Extracted records:
····················

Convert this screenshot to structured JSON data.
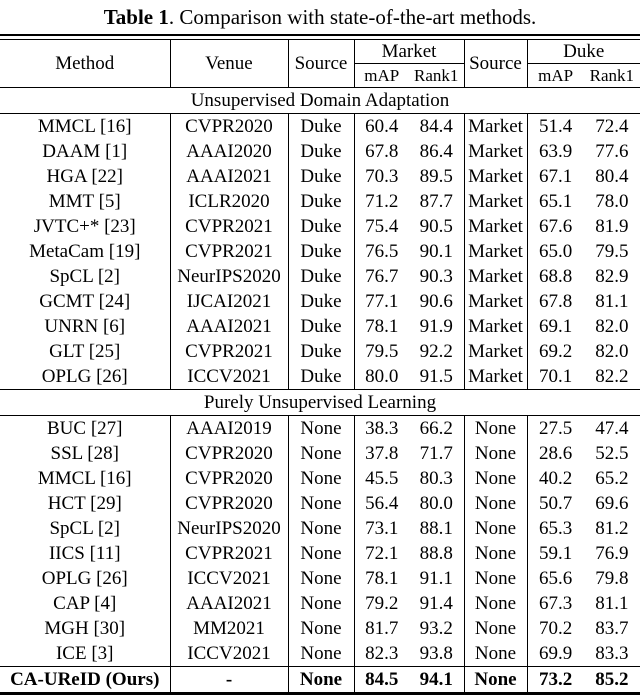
{
  "caption": {
    "label": "Table 1",
    "text": ". Comparison with state-of-the-art methods."
  },
  "header": {
    "method": "Method",
    "venue": "Venue",
    "source1": "Source",
    "market": "Market",
    "source2": "Source",
    "duke": "Duke",
    "map1": "mAP",
    "rank1_1": "Rank1",
    "map2": "mAP",
    "rank1_2": "Rank1"
  },
  "sections": [
    {
      "title": "Unsupervised Domain Adaptation",
      "rows": [
        {
          "method": "MMCL [16]",
          "venue": "CVPR2020",
          "source1": "Duke",
          "map1": "60.4",
          "rank1_1": "84.4",
          "source2": "Market",
          "map2": "51.4",
          "rank1_2": "72.4"
        },
        {
          "method": "DAAM [1]",
          "venue": "AAAI2020",
          "source1": "Duke",
          "map1": "67.8",
          "rank1_1": "86.4",
          "source2": "Market",
          "map2": "63.9",
          "rank1_2": "77.6"
        },
        {
          "method": "HGA [22]",
          "venue": "AAAI2021",
          "source1": "Duke",
          "map1": "70.3",
          "rank1_1": "89.5",
          "source2": "Market",
          "map2": "67.1",
          "rank1_2": "80.4"
        },
        {
          "method": "MMT [5]",
          "venue": "ICLR2020",
          "source1": "Duke",
          "map1": "71.2",
          "rank1_1": "87.7",
          "source2": "Market",
          "map2": "65.1",
          "rank1_2": "78.0"
        },
        {
          "method": "JVTC+* [23]",
          "venue": "CVPR2021",
          "source1": "Duke",
          "map1": "75.4",
          "rank1_1": "90.5",
          "source2": "Market",
          "map2": "67.6",
          "rank1_2": "81.9"
        },
        {
          "method": "MetaCam [19]",
          "venue": "CVPR2021",
          "source1": "Duke",
          "map1": "76.5",
          "rank1_1": "90.1",
          "source2": "Market",
          "map2": "65.0",
          "rank1_2": "79.5"
        },
        {
          "method": "SpCL [2]",
          "venue": "NeurIPS2020",
          "source1": "Duke",
          "map1": "76.7",
          "rank1_1": "90.3",
          "source2": "Market",
          "map2": "68.8",
          "rank1_2": "82.9"
        },
        {
          "method": "GCMT [24]",
          "venue": "IJCAI2021",
          "source1": "Duke",
          "map1": "77.1",
          "rank1_1": "90.6",
          "source2": "Market",
          "map2": "67.8",
          "rank1_2": "81.1"
        },
        {
          "method": "UNRN [6]",
          "venue": "AAAI2021",
          "source1": "Duke",
          "map1": "78.1",
          "rank1_1": "91.9",
          "source2": "Market",
          "map2": "69.1",
          "rank1_2": "82.0"
        },
        {
          "method": "GLT [25]",
          "venue": "CVPR2021",
          "source1": "Duke",
          "map1": "79.5",
          "rank1_1": "92.2",
          "source2": "Market",
          "map2": "69.2",
          "rank1_2": "82.0"
        },
        {
          "method": "OPLG [26]",
          "venue": "ICCV2021",
          "source1": "Duke",
          "map1": "80.0",
          "rank1_1": "91.5",
          "source2": "Market",
          "map2": "70.1",
          "rank1_2": "82.2"
        }
      ]
    },
    {
      "title": "Purely Unsupervised Learning",
      "rows": [
        {
          "method": "BUC [27]",
          "venue": "AAAI2019",
          "source1": "None",
          "map1": "38.3",
          "rank1_1": "66.2",
          "source2": "None",
          "map2": "27.5",
          "rank1_2": "47.4"
        },
        {
          "method": "SSL [28]",
          "venue": "CVPR2020",
          "source1": "None",
          "map1": "37.8",
          "rank1_1": "71.7",
          "source2": "None",
          "map2": "28.6",
          "rank1_2": "52.5"
        },
        {
          "method": "MMCL [16]",
          "venue": "CVPR2020",
          "source1": "None",
          "map1": "45.5",
          "rank1_1": "80.3",
          "source2": "None",
          "map2": "40.2",
          "rank1_2": "65.2"
        },
        {
          "method": "HCT [29]",
          "venue": "CVPR2020",
          "source1": "None",
          "map1": "56.4",
          "rank1_1": "80.0",
          "source2": "None",
          "map2": "50.7",
          "rank1_2": "69.6"
        },
        {
          "method": "SpCL [2]",
          "venue": "NeurIPS2020",
          "source1": "None",
          "map1": "73.1",
          "rank1_1": "88.1",
          "source2": "None",
          "map2": "65.3",
          "rank1_2": "81.2"
        },
        {
          "method": "IICS [11]",
          "venue": "CVPR2021",
          "source1": "None",
          "map1": "72.1",
          "rank1_1": "88.8",
          "source2": "None",
          "map2": "59.1",
          "rank1_2": "76.9"
        },
        {
          "method": "OPLG [26]",
          "venue": "ICCV2021",
          "source1": "None",
          "map1": "78.1",
          "rank1_1": "91.1",
          "source2": "None",
          "map2": "65.6",
          "rank1_2": "79.8"
        },
        {
          "method": "CAP [4]",
          "venue": "AAAI2021",
          "source1": "None",
          "map1": "79.2",
          "rank1_1": "91.4",
          "source2": "None",
          "map2": "67.3",
          "rank1_2": "81.1"
        },
        {
          "method": "MGH [30]",
          "venue": "MM2021",
          "source1": "None",
          "map1": "81.7",
          "rank1_1": "93.2",
          "source2": "None",
          "map2": "70.2",
          "rank1_2": "83.7"
        },
        {
          "method": "ICE [3]",
          "venue": "ICCV2021",
          "source1": "None",
          "map1": "82.3",
          "rank1_1": "93.8",
          "source2": "None",
          "map2": "69.9",
          "rank1_2": "83.3"
        }
      ]
    }
  ],
  "ours": {
    "method": "CA-UReID (Ours)",
    "venue": "-",
    "source1": "None",
    "map1": "84.5",
    "rank1_1": "94.1",
    "source2": "None",
    "map2": "73.2",
    "rank1_2": "85.2"
  }
}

····················

To be done:
Find every line in the records above that holds the word "Unsupervised", and copy each one.

Completed exercise:
      "title": "Unsupervised Domain Adaptation",
      "title": "Purely Unsupervised Learning",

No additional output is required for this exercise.